Record excerpts:

** Start **

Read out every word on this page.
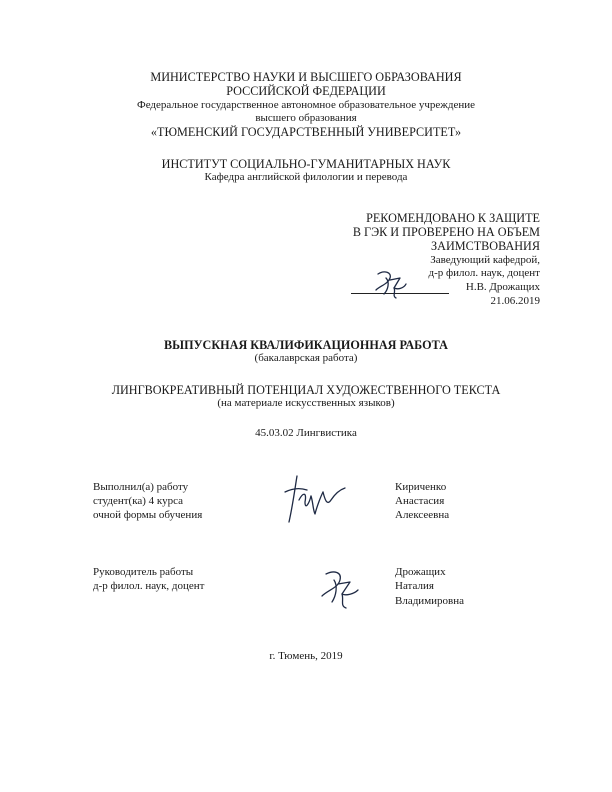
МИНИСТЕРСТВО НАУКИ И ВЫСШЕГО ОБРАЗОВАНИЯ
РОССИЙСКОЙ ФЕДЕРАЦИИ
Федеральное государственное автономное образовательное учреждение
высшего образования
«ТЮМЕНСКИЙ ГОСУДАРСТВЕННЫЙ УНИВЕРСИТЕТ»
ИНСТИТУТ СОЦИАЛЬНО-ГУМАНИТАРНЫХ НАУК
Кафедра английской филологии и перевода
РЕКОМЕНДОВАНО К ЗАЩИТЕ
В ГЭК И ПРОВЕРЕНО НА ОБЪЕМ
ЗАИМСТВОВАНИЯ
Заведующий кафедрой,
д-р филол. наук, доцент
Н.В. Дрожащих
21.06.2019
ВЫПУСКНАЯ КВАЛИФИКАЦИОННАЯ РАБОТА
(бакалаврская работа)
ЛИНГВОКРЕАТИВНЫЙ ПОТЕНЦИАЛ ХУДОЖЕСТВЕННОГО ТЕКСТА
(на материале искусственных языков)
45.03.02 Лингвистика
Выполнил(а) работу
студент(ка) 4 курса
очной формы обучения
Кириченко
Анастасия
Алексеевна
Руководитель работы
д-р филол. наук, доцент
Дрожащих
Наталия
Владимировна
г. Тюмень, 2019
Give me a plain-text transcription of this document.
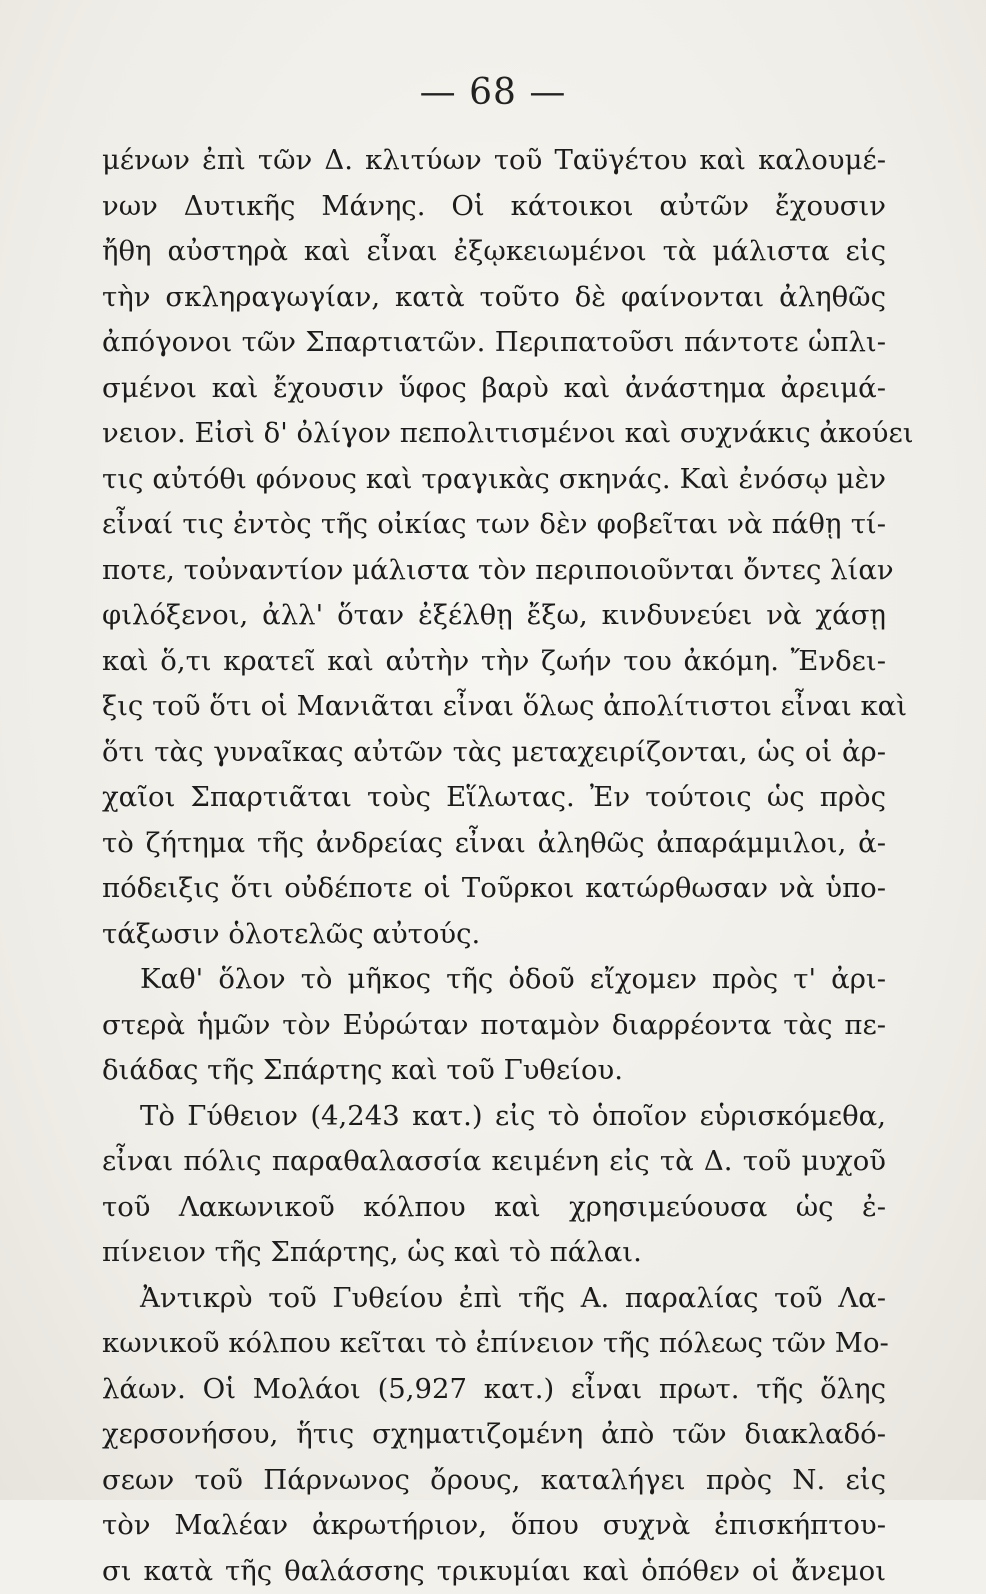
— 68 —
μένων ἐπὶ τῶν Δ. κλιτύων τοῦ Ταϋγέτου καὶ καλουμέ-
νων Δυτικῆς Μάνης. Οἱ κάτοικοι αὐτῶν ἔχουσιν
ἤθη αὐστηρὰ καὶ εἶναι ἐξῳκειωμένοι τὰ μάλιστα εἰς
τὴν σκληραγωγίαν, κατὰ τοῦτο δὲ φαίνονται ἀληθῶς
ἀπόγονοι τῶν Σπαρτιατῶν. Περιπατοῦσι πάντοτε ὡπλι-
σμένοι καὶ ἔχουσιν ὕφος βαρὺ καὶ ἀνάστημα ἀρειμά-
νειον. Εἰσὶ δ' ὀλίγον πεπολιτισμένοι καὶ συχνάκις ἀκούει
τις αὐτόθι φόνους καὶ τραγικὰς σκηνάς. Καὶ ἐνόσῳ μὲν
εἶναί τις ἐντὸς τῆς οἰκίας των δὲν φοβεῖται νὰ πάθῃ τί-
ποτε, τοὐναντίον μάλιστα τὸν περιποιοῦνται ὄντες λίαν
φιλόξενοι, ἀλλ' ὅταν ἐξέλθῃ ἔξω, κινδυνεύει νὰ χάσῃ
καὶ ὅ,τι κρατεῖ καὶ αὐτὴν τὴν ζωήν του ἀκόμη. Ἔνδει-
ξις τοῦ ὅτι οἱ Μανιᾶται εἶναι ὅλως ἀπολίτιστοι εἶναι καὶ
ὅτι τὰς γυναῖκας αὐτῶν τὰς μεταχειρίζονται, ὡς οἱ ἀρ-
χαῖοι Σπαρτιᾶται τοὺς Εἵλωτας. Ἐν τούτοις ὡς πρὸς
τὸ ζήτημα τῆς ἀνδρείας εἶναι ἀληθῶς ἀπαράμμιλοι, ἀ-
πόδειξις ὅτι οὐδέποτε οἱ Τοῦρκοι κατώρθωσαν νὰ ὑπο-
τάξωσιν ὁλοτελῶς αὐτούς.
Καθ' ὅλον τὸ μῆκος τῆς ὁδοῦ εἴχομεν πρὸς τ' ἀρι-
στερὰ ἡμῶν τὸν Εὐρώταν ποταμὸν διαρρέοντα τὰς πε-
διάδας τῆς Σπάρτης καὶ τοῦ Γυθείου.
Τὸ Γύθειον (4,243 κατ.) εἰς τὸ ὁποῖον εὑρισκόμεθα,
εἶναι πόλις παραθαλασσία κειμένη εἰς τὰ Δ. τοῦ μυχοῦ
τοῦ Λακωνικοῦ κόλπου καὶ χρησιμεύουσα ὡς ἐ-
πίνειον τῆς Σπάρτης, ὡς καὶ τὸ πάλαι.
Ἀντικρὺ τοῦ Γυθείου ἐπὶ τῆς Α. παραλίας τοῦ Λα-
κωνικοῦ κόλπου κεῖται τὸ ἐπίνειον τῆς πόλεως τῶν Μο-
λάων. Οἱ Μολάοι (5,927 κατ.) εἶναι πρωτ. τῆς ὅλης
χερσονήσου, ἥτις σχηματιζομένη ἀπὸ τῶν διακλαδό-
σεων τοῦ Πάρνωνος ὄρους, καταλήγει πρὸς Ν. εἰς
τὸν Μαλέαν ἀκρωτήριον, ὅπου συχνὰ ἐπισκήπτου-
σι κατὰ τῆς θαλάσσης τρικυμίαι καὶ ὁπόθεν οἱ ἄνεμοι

** End **

From the entries above, extract each line containing "κατὰ".

Solution to this task:
τὴν σκληραγωγίαν, κατὰ τοῦτο δὲ φαίνονται ἀληθῶς
σι κατὰ τῆς θαλάσσης τρικυμίαι καὶ ὁπόθεν οἱ ἄνεμοι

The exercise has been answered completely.